(Records from a collection)

....................

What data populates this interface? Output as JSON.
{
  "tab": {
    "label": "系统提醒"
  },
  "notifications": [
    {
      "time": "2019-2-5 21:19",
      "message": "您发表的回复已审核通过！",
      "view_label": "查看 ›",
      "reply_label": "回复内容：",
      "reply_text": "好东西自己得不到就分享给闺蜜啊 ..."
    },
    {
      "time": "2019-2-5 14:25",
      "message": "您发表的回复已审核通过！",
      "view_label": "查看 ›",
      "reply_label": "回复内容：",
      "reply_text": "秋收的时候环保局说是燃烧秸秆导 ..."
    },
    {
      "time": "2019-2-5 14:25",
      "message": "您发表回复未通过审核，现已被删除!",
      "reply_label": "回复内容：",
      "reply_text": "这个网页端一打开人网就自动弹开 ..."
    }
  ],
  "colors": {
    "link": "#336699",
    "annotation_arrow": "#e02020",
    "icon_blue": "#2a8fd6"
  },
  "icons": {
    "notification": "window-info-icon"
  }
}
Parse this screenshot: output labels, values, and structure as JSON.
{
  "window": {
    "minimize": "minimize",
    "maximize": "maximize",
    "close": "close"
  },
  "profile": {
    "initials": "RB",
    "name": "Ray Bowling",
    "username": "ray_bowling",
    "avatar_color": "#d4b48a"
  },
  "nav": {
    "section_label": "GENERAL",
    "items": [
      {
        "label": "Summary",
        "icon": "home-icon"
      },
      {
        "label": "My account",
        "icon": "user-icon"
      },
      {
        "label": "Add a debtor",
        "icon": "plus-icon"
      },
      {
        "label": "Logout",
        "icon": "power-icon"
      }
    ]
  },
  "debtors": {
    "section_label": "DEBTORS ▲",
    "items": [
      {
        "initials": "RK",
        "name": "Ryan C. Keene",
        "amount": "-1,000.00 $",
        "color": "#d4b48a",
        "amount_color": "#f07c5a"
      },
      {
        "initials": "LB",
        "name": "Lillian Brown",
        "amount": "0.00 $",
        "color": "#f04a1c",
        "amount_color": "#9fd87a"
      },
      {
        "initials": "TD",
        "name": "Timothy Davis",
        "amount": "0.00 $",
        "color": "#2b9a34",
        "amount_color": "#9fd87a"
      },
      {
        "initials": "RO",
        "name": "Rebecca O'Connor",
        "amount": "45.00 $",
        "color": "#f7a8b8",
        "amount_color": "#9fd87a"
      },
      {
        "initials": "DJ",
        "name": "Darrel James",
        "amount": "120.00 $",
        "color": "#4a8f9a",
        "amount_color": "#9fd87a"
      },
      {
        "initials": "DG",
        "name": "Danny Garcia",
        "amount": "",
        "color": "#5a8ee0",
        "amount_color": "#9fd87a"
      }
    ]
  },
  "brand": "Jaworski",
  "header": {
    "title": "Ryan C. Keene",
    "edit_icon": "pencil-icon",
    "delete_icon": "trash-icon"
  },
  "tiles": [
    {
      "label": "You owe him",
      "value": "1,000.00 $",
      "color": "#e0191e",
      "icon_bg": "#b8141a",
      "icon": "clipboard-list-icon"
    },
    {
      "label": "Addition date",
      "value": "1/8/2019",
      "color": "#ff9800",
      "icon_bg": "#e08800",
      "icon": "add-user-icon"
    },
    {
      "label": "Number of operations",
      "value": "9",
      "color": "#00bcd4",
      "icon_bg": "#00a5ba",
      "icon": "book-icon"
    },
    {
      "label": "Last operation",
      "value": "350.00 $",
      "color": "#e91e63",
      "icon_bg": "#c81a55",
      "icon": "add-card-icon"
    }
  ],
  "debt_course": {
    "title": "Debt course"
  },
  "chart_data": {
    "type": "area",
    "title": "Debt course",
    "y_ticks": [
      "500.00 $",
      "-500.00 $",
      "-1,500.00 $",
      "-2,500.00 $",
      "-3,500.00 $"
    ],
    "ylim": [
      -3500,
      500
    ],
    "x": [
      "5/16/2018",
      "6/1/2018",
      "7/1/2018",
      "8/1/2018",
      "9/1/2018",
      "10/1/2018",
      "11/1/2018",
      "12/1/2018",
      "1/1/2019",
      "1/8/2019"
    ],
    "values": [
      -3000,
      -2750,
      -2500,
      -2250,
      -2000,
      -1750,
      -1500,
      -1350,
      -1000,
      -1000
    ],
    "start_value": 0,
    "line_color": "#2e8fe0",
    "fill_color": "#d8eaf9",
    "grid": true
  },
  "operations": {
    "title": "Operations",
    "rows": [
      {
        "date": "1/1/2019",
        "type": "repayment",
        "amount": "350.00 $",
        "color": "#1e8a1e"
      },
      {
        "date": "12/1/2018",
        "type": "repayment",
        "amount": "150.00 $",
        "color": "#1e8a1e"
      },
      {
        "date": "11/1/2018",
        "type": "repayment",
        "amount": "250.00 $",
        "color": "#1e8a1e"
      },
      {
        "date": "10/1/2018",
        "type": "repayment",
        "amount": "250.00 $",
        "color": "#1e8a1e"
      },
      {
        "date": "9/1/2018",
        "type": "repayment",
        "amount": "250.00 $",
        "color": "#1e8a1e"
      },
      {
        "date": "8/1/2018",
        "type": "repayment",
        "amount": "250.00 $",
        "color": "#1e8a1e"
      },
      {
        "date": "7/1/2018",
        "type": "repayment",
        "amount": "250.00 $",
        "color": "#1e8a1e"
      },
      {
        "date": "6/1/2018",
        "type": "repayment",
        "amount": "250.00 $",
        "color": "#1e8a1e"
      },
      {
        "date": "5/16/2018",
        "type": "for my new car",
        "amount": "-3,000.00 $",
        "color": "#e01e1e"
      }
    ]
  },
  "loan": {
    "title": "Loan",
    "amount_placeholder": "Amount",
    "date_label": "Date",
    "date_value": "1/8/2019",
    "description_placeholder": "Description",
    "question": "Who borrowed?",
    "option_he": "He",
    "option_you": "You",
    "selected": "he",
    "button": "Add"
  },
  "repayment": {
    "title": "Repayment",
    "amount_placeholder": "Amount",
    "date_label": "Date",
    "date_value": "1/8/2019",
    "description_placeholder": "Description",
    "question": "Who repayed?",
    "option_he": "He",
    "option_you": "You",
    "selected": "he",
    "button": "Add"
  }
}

....................

▶ SET TASK: Output the data above exactly, please, line for line.

▶ THE REPLY:
What data populates this interface? Output as JSON.
{
  "tab": {
    "label": "系统提醒"
  },
  "notifications": [
    {
      "time": "2019-2-5 21:19",
      "message": "您发表的回复已审核通过！",
      "view_label": "查看 ›",
      "reply_label": "回复内容：",
      "reply_text": "好东西自己得不到就分享给闺蜜啊 ..."
    },
    {
      "time": "2019-2-5 14:25",
      "message": "您发表的回复已审核通过！",
      "view_label": "查看 ›",
      "reply_label": "回复内容：",
      "reply_text": "秋收的时候环保局说是燃烧秸秆导 ..."
    },
    {
      "time": "2019-2-5 14:25",
      "message": "您发表回复未通过审核，现已被删除!",
      "reply_label": "回复内容：",
      "reply_text": "这个网页端一打开人网就自动弹开 ..."
    }
  ],
  "colors": {
    "link": "#336699",
    "annotation_arrow": "#e02020",
    "icon_blue": "#2a8fd6"
  },
  "icons": {
    "notification": "window-info-icon"
  }
}
Parse this screenshot: output labels, values, and structure as JSON.
{
  "window": {
    "minimize": "minimize",
    "maximize": "maximize",
    "close": "close"
  },
  "profile": {
    "initials": "RB",
    "name": "Ray Bowling",
    "username": "ray_bowling",
    "avatar_color": "#d4b48a"
  },
  "nav": {
    "section_label": "GENERAL",
    "items": [
      {
        "label": "Summary",
        "icon": "home-icon"
      },
      {
        "label": "My account",
        "icon": "user-icon"
      },
      {
        "label": "Add a debtor",
        "icon": "plus-icon"
      },
      {
        "label": "Logout",
        "icon": "power-icon"
      }
    ]
  },
  "debtors": {
    "section_label": "DEBTORS ▲",
    "items": [
      {
        "initials": "RK",
        "name": "Ryan C. Keene",
        "amount": "-1,000.00 $",
        "color": "#d4b48a",
        "amount_color": "#f07c5a"
      },
      {
        "initials": "LB",
        "name": "Lillian Brown",
        "amount": "0.00 $",
        "color": "#f04a1c",
        "amount_color": "#9fd87a"
      },
      {
        "initials": "TD",
        "name": "Timothy Davis",
        "amount": "0.00 $",
        "color": "#2b9a34",
        "amount_color": "#9fd87a"
      },
      {
        "initials": "RO",
        "name": "Rebecca O'Connor",
        "amount": "45.00 $",
        "color": "#f7a8b8",
        "amount_color": "#9fd87a"
      },
      {
        "initials": "DJ",
        "name": "Darrel James",
        "amount": "120.00 $",
        "color": "#4a8f9a",
        "amount_color": "#9fd87a"
      },
      {
        "initials": "DG",
        "name": "Danny Garcia",
        "amount": "",
        "color": "#5a8ee0",
        "amount_color": "#9fd87a"
      }
    ]
  },
  "brand": "Jaworski",
  "header": {
    "title": "Ryan C. Keene",
    "edit_icon": "pencil-icon",
    "delete_icon": "trash-icon"
  },
  "tiles": [
    {
      "label": "You owe him",
      "value": "1,000.00 $",
      "color": "#e0191e",
      "icon_bg": "#b8141a",
      "icon": "clipboard-list-icon"
    },
    {
      "label": "Addition date",
      "value": "1/8/2019",
      "color": "#ff9800",
      "icon_bg": "#e08800",
      "icon": "add-user-icon"
    },
    {
      "label": "Number of operations",
      "value": "9",
      "color": "#00bcd4",
      "icon_bg": "#00a5ba",
      "icon": "book-icon"
    },
    {
      "label": "Last operation",
      "value": "350.00 $",
      "color": "#e91e63",
      "icon_bg": "#c81a55",
      "icon": "add-card-icon"
    }
  ],
  "debt_course": {
    "title": "Debt course"
  },
  "chart_data": {
    "type": "area",
    "title": "Debt course",
    "y_ticks": [
      "500.00 $",
      "-500.00 $",
      "-1,500.00 $",
      "-2,500.00 $",
      "-3,500.00 $"
    ],
    "ylim": [
      -3500,
      500
    ],
    "x": [
      "5/16/2018",
      "6/1/2018",
      "7/1/2018",
      "8/1/2018",
      "9/1/2018",
      "10/1/2018",
      "11/1/2018",
      "12/1/2018",
      "1/1/2019",
      "1/8/2019"
    ],
    "values": [
      -3000,
      -2750,
      -2500,
      -2250,
      -2000,
      -1750,
      -1500,
      -1350,
      -1000,
      -1000
    ],
    "start_value": 0,
    "line_color": "#2e8fe0",
    "fill_color": "#d8eaf9",
    "grid": true
  },
  "operations": {
    "title": "Operations",
    "rows": [
      {
        "date": "1/1/2019",
        "type": "repayment",
        "amount": "350.00 $",
        "color": "#1e8a1e"
      },
      {
        "date": "12/1/2018",
        "type": "repayment",
        "amount": "150.00 $",
        "color": "#1e8a1e"
      },
      {
        "date": "11/1/2018",
        "type": "repayment",
        "amount": "250.00 $",
        "color": "#1e8a1e"
      },
      {
        "date": "10/1/2018",
        "type": "repayment",
        "amount": "250.00 $",
        "color": "#1e8a1e"
      },
      {
        "date": "9/1/2018",
        "type": "repayment",
        "amount": "250.00 $",
        "color": "#1e8a1e"
      },
      {
        "date": "8/1/2018",
        "type": "repayment",
        "amount": "250.00 $",
        "color": "#1e8a1e"
      },
      {
        "date": "7/1/2018",
        "type": "repayment",
        "amount": "250.00 $",
        "color": "#1e8a1e"
      },
      {
        "date": "6/1/2018",
        "type": "repayment",
        "amount": "250.00 $",
        "color": "#1e8a1e"
      },
      {
        "date": "5/16/2018",
        "type": "for my new car",
        "amount": "-3,000.00 $",
        "color": "#e01e1e"
      }
    ]
  },
  "loan": {
    "title": "Loan",
    "amount_placeholder": "Amount",
    "date_label": "Date",
    "date_value": "1/8/2019",
    "description_placeholder": "Description",
    "question": "Who borrowed?",
    "option_he": "He",
    "option_you": "You",
    "selected": "he",
    "button": "Add"
  },
  "repayment": {
    "title": "Repayment",
    "amount_placeholder": "Amount",
    "date_label": "Date",
    "date_value": "1/8/2019",
    "description_placeholder": "Description",
    "question": "Who repayed?",
    "option_he": "He",
    "option_you": "You",
    "selected": "he",
    "button": "Add"
  }
}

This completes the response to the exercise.